- SUPPLIED ENTRIES -

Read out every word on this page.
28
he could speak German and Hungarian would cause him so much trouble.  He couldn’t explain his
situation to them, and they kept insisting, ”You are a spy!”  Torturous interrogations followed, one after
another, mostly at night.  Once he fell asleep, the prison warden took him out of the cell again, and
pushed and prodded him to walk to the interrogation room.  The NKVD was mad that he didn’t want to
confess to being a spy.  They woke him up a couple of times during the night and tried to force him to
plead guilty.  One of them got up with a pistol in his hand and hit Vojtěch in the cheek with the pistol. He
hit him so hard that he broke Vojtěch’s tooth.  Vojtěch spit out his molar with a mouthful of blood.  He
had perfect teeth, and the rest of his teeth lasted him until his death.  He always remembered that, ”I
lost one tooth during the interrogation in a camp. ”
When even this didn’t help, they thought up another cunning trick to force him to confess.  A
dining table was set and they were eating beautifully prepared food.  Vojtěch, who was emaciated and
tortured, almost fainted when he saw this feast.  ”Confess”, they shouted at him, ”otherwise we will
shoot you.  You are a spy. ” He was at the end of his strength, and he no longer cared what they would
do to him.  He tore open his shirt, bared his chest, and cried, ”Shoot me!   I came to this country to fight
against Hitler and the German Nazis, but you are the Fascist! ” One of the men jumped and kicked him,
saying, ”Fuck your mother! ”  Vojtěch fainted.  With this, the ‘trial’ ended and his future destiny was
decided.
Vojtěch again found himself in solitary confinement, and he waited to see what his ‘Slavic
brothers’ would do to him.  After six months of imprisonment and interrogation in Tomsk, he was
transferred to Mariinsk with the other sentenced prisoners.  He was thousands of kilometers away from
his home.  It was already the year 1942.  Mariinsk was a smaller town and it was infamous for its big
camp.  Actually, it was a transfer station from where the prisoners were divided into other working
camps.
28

---

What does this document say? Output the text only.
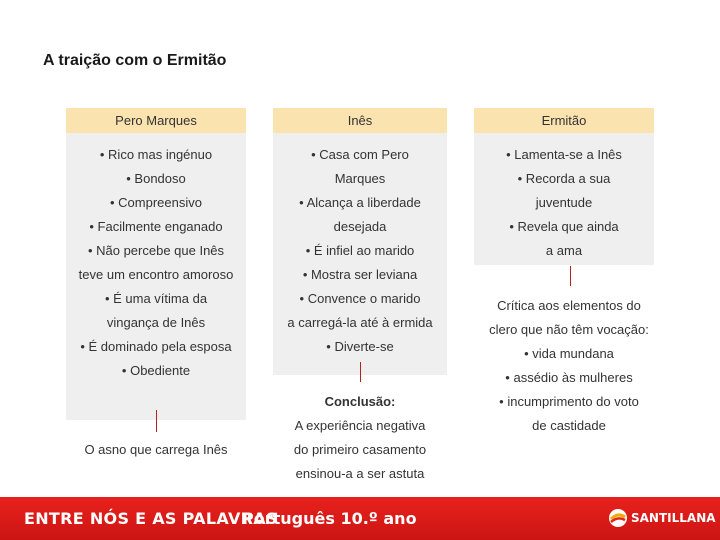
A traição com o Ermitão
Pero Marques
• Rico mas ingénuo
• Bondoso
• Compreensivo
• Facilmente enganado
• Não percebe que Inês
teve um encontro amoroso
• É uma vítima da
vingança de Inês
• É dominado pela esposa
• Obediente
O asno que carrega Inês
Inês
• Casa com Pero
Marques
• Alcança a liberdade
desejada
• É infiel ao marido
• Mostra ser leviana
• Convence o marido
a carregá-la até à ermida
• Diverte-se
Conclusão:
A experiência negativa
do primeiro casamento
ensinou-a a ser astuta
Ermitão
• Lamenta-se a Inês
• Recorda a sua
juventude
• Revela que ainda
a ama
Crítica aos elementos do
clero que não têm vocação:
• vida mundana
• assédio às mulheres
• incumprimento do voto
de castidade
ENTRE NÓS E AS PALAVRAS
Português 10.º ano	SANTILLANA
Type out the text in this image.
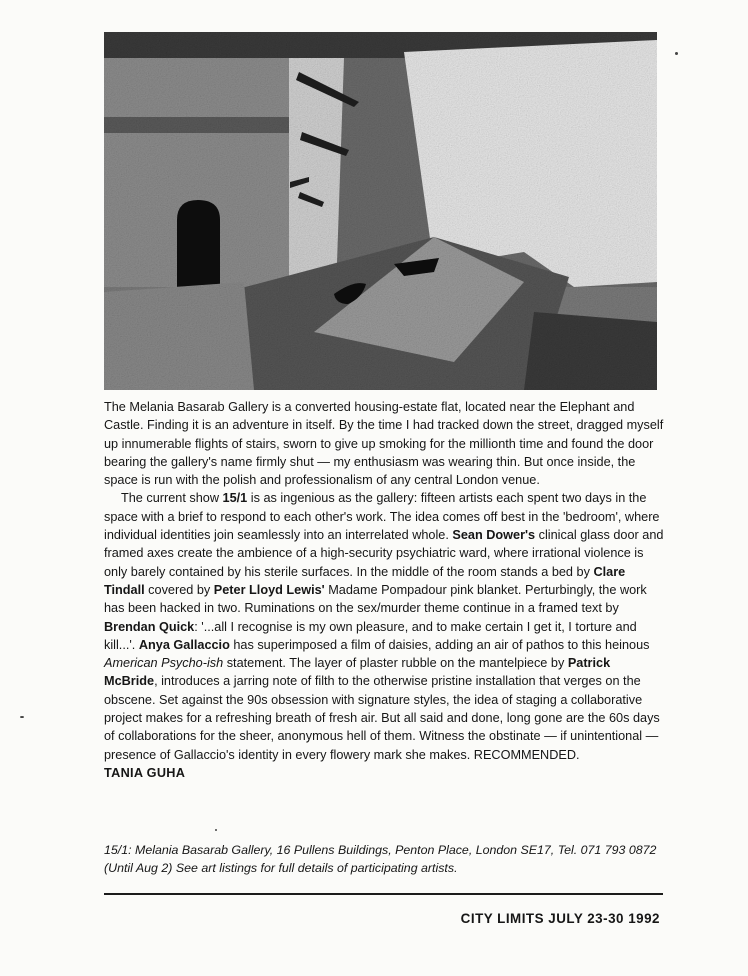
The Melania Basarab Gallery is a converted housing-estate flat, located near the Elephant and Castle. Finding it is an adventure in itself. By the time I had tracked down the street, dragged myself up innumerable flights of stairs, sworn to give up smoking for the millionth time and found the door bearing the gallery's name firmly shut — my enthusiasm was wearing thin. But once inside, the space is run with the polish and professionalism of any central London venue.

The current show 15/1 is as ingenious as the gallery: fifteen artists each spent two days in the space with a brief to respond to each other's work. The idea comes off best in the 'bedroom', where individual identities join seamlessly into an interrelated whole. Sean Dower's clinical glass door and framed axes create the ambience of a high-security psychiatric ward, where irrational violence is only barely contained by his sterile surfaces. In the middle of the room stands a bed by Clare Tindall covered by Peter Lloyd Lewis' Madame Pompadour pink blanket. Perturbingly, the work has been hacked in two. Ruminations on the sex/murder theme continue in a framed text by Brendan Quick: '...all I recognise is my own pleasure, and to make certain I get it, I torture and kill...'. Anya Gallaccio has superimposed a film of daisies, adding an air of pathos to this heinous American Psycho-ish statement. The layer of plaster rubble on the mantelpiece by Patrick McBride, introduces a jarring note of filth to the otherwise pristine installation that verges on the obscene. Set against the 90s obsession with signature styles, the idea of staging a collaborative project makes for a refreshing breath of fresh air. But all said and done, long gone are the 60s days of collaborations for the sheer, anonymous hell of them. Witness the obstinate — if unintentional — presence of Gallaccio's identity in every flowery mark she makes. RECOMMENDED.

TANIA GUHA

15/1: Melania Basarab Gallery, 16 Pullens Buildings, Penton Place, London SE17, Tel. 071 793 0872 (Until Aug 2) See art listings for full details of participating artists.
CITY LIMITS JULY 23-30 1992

- THE PROBLEM -
Isolate each line of the listing above that includes "Mariinsk". Copy it.

- FINISHED TASK -
transferred to Mariinsk with the other sentenced prisoners.  He was thousands of kilometers away from
his home.  It was already the year 1942.  Mariinsk was a smaller town and it was infamous for its big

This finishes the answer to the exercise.